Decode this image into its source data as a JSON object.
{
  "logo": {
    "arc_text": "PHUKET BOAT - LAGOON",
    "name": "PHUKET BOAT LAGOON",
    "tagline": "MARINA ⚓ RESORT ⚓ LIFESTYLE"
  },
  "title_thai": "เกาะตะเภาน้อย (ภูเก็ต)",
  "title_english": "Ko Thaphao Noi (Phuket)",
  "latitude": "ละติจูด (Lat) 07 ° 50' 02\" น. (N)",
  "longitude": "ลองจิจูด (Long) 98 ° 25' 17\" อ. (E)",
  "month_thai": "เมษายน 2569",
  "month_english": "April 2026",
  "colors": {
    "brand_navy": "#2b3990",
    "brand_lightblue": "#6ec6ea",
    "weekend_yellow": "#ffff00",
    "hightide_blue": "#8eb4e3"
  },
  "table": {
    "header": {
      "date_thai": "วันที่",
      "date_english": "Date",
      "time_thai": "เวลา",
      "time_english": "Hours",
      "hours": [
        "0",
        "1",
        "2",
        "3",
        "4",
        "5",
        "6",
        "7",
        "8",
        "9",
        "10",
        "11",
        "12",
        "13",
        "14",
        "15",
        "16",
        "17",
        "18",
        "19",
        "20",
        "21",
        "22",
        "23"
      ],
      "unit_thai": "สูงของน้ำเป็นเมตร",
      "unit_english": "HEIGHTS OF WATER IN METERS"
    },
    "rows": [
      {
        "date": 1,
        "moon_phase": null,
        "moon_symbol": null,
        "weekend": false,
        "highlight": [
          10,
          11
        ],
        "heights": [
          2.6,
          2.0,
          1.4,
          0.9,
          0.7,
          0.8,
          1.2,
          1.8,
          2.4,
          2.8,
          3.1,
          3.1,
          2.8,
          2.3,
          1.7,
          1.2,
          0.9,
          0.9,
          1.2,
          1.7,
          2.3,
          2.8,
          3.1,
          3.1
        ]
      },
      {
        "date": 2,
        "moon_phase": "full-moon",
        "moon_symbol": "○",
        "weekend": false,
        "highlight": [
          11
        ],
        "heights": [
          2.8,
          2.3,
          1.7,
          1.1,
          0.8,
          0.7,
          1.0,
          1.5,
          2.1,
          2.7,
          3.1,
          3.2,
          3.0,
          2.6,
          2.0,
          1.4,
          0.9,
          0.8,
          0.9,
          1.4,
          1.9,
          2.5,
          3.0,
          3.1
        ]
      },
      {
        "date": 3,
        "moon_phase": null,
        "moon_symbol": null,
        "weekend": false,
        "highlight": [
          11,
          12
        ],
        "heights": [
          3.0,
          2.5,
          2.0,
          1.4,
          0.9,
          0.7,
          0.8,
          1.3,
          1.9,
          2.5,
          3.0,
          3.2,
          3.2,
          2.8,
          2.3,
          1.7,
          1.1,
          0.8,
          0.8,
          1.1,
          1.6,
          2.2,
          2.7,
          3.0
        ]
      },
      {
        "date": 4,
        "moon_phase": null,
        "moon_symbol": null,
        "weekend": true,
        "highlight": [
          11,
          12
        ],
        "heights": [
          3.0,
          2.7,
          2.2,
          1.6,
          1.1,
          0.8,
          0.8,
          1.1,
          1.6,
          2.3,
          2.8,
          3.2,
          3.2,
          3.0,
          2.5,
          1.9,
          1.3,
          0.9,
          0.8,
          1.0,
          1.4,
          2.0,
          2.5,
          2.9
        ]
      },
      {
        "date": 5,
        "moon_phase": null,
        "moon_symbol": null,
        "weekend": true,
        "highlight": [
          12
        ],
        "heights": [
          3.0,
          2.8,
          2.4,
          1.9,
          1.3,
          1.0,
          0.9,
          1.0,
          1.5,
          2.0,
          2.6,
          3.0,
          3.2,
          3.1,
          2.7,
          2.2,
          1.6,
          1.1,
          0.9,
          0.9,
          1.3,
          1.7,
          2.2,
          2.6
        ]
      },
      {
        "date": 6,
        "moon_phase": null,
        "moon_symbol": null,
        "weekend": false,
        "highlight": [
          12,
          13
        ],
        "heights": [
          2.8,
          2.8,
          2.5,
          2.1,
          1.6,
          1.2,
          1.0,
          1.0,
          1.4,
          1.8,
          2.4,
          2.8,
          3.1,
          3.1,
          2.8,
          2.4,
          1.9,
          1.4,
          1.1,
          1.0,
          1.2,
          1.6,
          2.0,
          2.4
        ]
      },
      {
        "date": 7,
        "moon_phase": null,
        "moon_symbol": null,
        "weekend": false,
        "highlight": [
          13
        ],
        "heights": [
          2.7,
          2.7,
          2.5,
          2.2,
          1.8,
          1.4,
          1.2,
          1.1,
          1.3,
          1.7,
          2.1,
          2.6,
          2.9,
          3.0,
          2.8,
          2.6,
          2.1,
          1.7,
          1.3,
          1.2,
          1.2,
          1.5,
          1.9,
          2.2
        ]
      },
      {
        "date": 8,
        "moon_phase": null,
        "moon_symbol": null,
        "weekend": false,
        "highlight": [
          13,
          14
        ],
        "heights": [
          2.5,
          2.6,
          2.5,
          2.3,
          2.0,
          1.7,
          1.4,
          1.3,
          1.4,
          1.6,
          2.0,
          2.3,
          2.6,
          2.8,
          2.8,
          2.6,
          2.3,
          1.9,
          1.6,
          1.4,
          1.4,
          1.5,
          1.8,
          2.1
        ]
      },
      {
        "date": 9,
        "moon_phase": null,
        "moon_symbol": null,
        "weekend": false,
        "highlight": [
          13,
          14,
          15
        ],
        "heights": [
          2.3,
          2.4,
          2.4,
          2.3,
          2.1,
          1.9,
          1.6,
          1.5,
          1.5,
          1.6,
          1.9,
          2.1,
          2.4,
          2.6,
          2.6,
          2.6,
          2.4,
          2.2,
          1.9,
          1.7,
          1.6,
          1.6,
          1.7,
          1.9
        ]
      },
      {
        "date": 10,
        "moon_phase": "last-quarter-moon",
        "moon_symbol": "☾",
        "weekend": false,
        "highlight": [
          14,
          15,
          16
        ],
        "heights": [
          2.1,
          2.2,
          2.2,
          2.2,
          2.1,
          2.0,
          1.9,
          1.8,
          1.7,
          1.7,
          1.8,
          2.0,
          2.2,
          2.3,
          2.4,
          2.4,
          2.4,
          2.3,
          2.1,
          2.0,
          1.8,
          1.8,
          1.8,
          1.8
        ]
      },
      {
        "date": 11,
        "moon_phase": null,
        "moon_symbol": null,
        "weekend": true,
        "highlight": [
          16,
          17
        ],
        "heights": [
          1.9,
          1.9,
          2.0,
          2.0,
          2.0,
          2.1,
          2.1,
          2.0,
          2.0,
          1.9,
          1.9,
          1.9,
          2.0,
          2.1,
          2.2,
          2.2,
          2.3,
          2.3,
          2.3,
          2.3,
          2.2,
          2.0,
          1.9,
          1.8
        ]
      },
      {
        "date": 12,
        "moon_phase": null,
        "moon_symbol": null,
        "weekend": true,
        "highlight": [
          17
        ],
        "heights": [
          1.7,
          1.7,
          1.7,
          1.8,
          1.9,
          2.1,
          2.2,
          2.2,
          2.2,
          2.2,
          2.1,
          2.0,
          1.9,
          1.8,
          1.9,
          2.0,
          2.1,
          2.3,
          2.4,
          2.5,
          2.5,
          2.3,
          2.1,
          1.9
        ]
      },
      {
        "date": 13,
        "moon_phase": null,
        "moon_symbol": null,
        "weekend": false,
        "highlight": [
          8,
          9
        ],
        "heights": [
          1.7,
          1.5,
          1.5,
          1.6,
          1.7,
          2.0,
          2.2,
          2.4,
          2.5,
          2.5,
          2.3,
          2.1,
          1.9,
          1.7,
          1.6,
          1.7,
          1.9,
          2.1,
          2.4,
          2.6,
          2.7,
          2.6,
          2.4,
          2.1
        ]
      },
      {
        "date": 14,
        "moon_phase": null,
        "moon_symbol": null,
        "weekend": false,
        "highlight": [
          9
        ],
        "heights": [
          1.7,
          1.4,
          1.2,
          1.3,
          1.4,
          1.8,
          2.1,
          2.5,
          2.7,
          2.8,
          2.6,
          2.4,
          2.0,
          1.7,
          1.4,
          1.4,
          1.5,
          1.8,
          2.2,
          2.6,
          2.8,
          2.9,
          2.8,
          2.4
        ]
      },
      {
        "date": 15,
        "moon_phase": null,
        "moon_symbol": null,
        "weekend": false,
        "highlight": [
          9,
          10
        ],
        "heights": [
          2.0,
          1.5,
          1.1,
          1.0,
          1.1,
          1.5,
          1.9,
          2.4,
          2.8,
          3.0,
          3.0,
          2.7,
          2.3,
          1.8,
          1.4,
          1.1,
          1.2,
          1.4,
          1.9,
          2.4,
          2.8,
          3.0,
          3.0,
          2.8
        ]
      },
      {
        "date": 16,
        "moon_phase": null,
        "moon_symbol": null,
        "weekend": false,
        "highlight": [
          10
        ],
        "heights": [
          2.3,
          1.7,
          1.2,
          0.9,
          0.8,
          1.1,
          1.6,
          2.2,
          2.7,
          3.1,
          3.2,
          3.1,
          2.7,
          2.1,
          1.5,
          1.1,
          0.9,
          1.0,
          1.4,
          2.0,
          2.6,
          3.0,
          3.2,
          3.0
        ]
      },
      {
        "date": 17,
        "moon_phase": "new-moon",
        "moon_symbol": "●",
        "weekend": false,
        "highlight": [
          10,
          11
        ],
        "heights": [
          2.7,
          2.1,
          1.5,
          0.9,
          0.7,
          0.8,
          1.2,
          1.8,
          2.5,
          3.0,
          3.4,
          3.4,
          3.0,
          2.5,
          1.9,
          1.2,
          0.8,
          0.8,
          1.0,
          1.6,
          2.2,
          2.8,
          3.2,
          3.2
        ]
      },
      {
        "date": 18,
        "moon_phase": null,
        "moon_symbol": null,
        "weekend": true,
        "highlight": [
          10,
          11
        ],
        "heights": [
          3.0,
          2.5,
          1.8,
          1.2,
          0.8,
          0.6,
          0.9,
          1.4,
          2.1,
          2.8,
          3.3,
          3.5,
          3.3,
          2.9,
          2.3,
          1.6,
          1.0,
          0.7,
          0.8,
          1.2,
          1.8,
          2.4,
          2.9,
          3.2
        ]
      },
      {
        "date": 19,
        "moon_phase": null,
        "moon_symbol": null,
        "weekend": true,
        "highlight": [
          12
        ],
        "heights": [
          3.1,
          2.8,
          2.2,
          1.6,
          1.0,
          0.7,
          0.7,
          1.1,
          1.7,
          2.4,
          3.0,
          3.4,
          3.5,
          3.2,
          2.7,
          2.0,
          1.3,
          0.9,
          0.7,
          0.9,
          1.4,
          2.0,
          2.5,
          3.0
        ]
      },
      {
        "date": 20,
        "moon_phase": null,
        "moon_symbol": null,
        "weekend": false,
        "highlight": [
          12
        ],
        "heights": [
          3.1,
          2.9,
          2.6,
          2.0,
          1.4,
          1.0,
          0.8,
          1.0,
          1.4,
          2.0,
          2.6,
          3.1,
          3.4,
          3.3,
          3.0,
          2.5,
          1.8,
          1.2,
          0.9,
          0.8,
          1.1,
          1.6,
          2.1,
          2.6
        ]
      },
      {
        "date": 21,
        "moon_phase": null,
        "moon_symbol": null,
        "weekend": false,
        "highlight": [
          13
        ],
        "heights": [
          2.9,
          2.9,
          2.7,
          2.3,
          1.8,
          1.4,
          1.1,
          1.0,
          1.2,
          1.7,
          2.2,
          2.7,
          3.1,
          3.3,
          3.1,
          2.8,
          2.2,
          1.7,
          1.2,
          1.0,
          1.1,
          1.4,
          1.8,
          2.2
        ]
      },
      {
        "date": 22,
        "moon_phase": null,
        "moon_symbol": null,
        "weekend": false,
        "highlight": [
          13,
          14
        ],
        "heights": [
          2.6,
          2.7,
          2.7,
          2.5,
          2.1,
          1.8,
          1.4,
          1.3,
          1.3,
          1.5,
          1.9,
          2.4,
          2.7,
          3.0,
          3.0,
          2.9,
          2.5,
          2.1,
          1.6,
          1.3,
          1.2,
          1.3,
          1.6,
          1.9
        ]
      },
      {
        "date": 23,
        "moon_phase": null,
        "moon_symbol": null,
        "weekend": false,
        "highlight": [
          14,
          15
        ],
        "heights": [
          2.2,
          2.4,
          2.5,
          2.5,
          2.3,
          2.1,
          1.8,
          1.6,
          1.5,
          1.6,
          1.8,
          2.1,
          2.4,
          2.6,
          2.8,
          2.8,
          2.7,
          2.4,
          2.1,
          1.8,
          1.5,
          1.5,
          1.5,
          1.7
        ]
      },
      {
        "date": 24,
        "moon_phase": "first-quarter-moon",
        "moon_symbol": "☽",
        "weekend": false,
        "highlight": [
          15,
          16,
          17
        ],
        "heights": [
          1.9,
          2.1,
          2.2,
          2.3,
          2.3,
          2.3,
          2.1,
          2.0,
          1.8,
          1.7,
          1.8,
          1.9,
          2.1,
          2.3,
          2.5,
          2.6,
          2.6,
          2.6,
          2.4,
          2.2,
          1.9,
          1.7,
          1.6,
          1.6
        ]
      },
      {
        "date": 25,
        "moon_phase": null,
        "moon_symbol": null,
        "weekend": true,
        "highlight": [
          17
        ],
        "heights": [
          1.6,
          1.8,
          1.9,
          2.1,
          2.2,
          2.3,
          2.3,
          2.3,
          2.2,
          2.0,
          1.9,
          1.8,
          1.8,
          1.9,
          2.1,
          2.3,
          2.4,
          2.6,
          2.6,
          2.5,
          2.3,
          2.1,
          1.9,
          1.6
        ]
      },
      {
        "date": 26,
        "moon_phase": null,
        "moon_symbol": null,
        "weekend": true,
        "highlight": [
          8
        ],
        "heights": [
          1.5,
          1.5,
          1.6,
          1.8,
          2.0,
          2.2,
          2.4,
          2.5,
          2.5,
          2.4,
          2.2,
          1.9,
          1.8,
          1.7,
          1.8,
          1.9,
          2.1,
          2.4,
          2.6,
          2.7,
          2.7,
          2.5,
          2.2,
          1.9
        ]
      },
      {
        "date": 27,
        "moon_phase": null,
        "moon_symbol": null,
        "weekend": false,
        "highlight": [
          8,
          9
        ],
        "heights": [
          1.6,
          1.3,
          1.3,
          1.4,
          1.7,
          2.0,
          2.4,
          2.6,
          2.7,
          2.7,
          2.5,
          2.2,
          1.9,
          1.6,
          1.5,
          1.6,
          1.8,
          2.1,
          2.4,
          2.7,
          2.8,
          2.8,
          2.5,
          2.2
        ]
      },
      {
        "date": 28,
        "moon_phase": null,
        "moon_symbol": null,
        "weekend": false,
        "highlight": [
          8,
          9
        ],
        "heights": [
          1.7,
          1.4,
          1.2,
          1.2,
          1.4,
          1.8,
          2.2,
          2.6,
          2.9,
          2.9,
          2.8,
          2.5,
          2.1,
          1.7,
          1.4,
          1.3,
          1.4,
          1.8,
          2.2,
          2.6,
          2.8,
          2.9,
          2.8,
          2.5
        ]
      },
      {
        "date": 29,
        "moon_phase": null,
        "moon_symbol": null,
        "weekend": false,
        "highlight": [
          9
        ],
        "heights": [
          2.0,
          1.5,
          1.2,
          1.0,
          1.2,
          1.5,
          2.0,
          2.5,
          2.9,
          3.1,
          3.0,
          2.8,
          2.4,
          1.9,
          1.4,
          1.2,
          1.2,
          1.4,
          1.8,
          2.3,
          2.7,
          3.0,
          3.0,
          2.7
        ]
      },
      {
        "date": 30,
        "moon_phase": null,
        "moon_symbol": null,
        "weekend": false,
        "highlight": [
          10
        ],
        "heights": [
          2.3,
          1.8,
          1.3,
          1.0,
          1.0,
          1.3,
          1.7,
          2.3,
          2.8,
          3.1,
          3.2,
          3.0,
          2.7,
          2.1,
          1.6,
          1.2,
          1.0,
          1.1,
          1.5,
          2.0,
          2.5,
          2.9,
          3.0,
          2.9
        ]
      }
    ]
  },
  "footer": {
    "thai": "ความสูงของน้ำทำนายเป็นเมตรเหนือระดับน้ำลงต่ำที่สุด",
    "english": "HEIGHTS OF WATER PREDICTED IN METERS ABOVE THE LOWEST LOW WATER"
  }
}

- - -

§ EXERCISE BRIEF:
Reply with nothing but the number of lines in the data above that contain "quarter".

§ IN RESPONSE:
2